TASK TO CARRY OUT:
Reproduce each line from the records that holds "emoji".
__________
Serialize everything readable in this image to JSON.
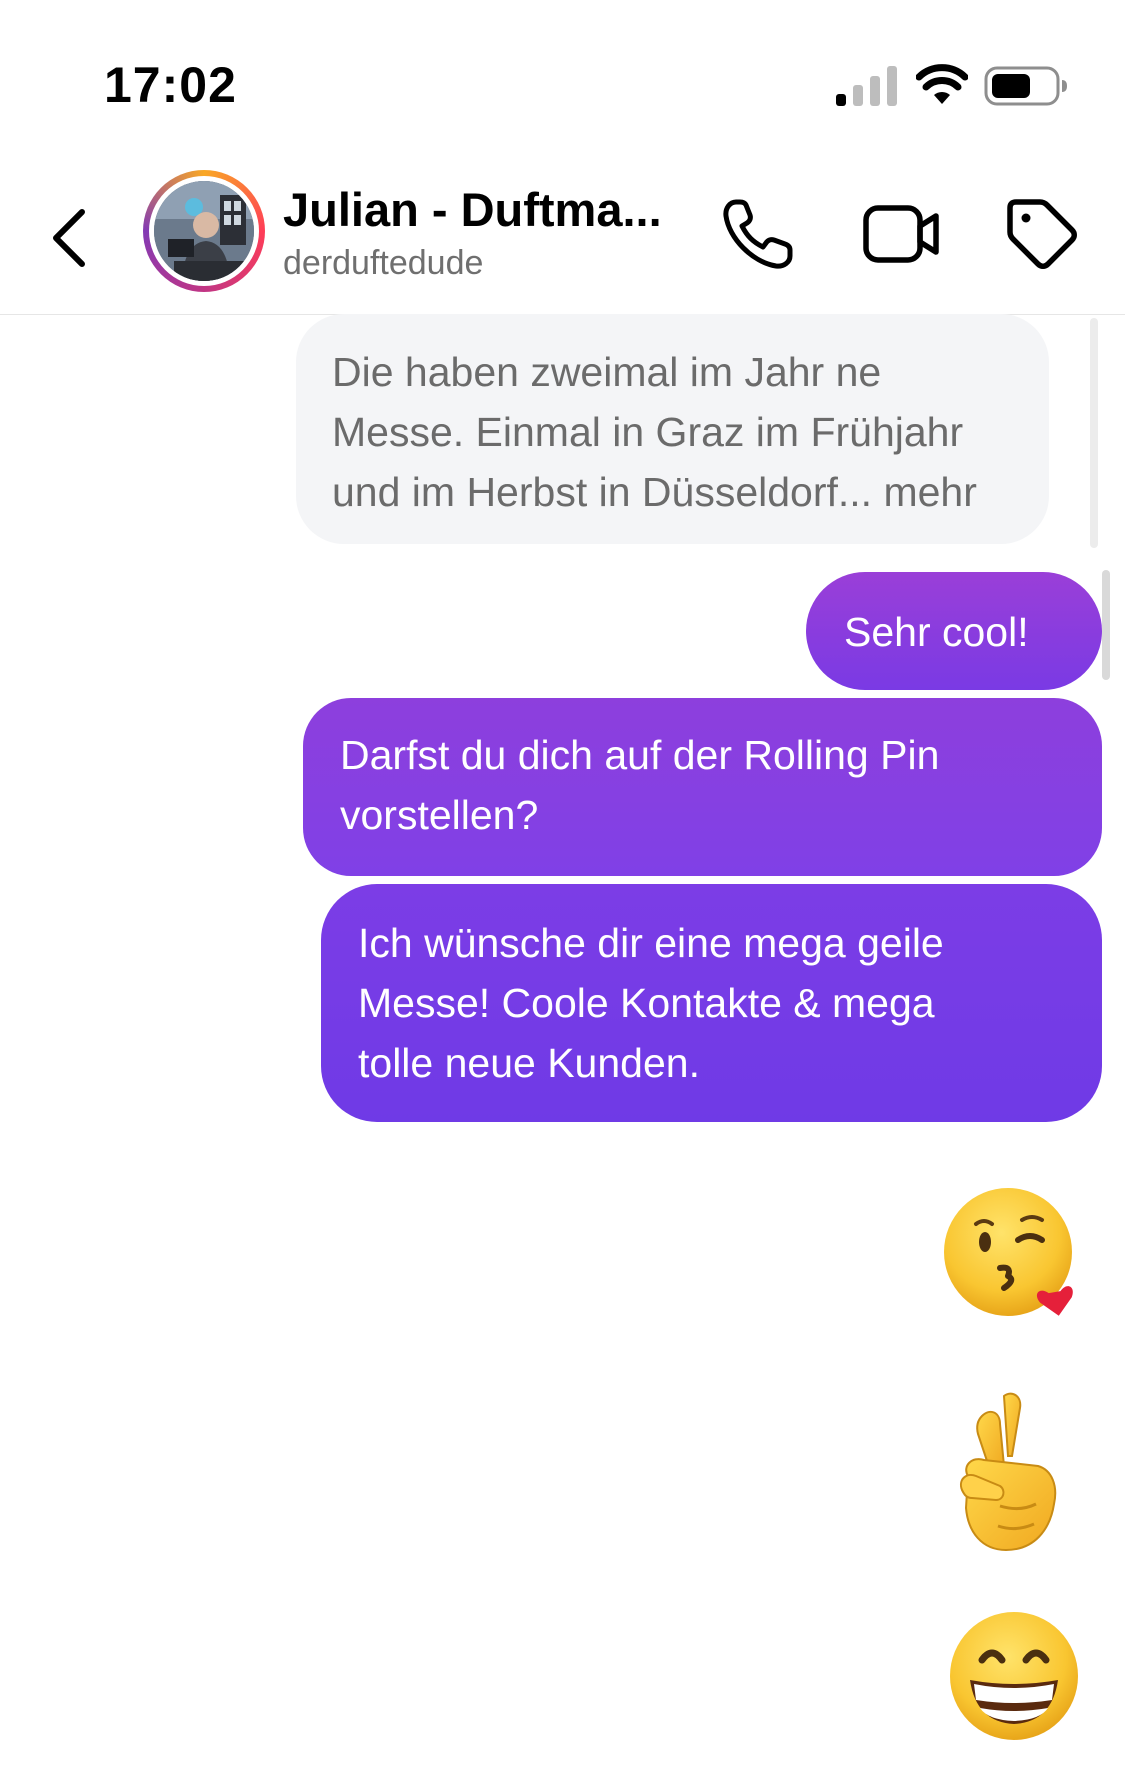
{
  "status_bar": {
    "time": "17:02"
  },
  "header": {
    "contact_name": "Julian - Duftma...",
    "username": "derduftedude"
  },
  "messages": [
    {
      "direction": "received",
      "text": "Die haben zweimal im Jahr ne Messe. Einmal in Graz im Frühjahr und im Herbst in Düsseldorf...",
      "line1": "Die haben zweimal im Jahr ne",
      "line2": "Messe. Einmal in Graz im Frühjahr",
      "line3": "und im Herbst in Düsseldorf...",
      "more_label": "mehr"
    },
    {
      "direction": "sent",
      "text": "Sehr cool!"
    },
    {
      "direction": "sent",
      "text": "Darfst du dich auf der Rolling Pin vorstellen?",
      "line1": "Darfst du dich auf der Rolling Pin",
      "line2": "vorstellen?"
    },
    {
      "direction": "sent",
      "text": "Ich wünsche dir eine mega geile Messe! Coole Kontakte & mega tolle neue Kunden.",
      "line1": "Ich wünsche dir eine mega geile",
      "line2": "Messe! Coole Kontakte & mega",
      "line3": "tolle neue Kunden."
    },
    {
      "direction": "sent",
      "emoji": "face-blowing-a-kiss"
    },
    {
      "direction": "sent",
      "emoji": "crossed-fingers"
    },
    {
      "direction": "sent",
      "emoji": "beaming-face-with-smiling-eyes"
    }
  ],
  "icons": {
    "back": "chevron-left-icon",
    "call": "phone-icon",
    "video": "video-camera-icon",
    "tag": "tag-icon"
  },
  "colors": {
    "sent_bubble_top": "#9a3fd8",
    "sent_bubble_bottom": "#6f3ae6",
    "received_bubble": "#f4f5f7",
    "received_text": "#6b6b6b",
    "username_text": "#6f6f6f"
  }
}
__________
FULL RESPONSE:
      "emoji": "face-blowing-a-kiss"
      "emoji": "crossed-fingers"
      "emoji": "beaming-face-with-smiling-eyes"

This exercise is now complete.